-- Start Material for this exercise --
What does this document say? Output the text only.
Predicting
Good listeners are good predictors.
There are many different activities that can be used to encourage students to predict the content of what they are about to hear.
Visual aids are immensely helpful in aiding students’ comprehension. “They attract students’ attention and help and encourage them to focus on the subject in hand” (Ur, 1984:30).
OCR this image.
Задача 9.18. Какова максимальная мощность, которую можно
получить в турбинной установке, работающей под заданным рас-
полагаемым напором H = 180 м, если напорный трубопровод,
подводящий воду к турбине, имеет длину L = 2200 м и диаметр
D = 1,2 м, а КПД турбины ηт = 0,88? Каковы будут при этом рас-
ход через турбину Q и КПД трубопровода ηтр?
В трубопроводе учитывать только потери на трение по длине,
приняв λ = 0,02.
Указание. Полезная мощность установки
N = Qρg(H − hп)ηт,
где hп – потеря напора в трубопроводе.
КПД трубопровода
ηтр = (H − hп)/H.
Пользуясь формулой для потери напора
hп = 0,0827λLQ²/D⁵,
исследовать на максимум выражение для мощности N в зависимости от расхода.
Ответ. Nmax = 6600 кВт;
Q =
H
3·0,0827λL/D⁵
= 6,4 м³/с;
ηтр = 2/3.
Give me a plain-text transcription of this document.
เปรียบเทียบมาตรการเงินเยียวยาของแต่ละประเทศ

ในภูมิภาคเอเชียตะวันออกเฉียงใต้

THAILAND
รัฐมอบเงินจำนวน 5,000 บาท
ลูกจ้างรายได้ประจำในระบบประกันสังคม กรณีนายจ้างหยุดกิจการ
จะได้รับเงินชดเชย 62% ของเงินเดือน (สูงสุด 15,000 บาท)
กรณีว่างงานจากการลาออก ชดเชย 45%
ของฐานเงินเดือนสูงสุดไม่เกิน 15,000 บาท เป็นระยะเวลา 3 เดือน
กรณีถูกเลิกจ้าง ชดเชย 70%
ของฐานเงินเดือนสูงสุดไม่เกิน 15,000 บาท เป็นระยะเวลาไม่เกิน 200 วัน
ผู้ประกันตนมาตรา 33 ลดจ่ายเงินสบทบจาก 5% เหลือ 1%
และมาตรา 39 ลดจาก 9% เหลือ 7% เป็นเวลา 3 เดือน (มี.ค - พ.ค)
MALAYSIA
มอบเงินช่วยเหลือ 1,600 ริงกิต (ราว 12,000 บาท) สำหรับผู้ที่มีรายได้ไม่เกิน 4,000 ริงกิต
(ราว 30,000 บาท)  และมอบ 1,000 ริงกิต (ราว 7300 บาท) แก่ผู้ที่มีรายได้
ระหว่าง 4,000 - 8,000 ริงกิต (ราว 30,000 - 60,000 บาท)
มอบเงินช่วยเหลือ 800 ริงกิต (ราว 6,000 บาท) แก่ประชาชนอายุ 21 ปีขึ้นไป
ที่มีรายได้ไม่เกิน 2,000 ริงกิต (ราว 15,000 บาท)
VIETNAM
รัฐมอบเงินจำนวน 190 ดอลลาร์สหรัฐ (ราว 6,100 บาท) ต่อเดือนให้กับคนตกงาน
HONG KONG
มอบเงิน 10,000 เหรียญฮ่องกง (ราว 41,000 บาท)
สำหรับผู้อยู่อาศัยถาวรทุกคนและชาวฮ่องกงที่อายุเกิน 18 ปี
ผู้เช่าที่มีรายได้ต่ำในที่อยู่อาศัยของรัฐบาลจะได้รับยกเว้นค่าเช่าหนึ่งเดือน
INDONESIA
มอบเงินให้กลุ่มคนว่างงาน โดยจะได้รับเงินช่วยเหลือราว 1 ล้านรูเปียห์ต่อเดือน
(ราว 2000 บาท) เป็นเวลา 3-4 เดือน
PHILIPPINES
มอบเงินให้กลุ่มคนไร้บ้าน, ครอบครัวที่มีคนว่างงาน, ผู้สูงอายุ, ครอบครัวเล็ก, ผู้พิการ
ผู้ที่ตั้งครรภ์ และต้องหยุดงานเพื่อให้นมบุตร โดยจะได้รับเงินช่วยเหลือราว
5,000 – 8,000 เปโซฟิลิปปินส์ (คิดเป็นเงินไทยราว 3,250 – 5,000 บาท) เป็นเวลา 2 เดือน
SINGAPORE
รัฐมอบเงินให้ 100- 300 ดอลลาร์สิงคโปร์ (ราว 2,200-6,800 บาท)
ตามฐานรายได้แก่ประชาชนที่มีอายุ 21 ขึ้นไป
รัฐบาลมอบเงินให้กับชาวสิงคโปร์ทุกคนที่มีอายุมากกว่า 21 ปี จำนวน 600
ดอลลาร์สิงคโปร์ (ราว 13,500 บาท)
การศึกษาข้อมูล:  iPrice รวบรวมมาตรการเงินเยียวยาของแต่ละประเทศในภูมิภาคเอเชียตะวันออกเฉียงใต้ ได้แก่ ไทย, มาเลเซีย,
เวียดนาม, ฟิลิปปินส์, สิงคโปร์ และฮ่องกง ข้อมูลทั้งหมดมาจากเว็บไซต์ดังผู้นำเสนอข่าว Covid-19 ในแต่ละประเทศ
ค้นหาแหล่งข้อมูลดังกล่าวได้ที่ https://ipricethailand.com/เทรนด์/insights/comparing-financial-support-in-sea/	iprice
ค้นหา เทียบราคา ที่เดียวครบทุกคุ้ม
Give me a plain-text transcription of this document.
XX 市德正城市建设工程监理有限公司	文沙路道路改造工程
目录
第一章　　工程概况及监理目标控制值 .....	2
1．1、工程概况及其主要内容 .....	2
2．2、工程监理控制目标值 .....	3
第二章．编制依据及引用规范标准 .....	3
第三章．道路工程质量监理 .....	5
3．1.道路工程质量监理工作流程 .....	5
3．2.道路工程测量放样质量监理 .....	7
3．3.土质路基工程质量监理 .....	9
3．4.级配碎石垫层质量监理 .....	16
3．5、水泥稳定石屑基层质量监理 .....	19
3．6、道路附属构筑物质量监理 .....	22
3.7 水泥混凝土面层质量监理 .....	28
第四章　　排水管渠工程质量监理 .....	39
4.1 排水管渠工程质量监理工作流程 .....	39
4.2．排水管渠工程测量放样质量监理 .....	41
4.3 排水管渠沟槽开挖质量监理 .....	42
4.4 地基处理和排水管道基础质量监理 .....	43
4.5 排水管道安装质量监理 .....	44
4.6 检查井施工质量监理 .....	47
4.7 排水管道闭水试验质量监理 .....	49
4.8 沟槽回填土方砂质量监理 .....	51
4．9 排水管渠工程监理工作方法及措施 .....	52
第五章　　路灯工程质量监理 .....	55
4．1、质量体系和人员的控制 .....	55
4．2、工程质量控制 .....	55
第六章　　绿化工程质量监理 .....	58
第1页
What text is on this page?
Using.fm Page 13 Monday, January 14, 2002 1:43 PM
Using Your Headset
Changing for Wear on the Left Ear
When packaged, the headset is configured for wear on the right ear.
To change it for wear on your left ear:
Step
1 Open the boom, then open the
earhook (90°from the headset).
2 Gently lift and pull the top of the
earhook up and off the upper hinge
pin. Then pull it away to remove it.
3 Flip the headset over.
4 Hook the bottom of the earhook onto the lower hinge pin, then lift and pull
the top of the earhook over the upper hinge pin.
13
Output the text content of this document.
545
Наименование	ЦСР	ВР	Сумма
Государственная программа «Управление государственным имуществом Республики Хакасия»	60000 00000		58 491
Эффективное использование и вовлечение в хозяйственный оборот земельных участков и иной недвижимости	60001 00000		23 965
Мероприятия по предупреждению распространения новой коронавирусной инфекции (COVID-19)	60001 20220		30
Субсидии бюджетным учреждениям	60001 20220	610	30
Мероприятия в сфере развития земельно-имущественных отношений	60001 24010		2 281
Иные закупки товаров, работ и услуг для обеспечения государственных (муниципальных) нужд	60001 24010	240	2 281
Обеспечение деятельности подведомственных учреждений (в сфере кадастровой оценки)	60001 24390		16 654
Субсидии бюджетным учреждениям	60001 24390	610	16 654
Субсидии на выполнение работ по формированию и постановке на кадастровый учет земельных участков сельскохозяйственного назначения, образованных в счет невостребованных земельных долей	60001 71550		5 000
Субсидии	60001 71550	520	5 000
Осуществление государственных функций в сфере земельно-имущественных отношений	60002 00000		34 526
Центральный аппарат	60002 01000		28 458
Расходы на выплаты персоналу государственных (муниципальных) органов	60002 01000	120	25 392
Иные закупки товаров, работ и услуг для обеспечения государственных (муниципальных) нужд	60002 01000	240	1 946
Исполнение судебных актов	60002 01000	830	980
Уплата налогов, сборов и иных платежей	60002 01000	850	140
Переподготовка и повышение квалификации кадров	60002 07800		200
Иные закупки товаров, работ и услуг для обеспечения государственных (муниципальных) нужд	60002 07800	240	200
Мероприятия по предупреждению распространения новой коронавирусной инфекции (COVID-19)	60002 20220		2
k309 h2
-- End Material for this exercise --
Return each full line of the entries that contains the word "инфекции".

Worked answer >>
Мероприятия по предупреждению распространения новой коронавирусной инфекции (COVID-19)	60001 20220		30
Мероприятия по предупреждению распространения новой коронавирусной инфекции (COVID-19)	60002 20220		2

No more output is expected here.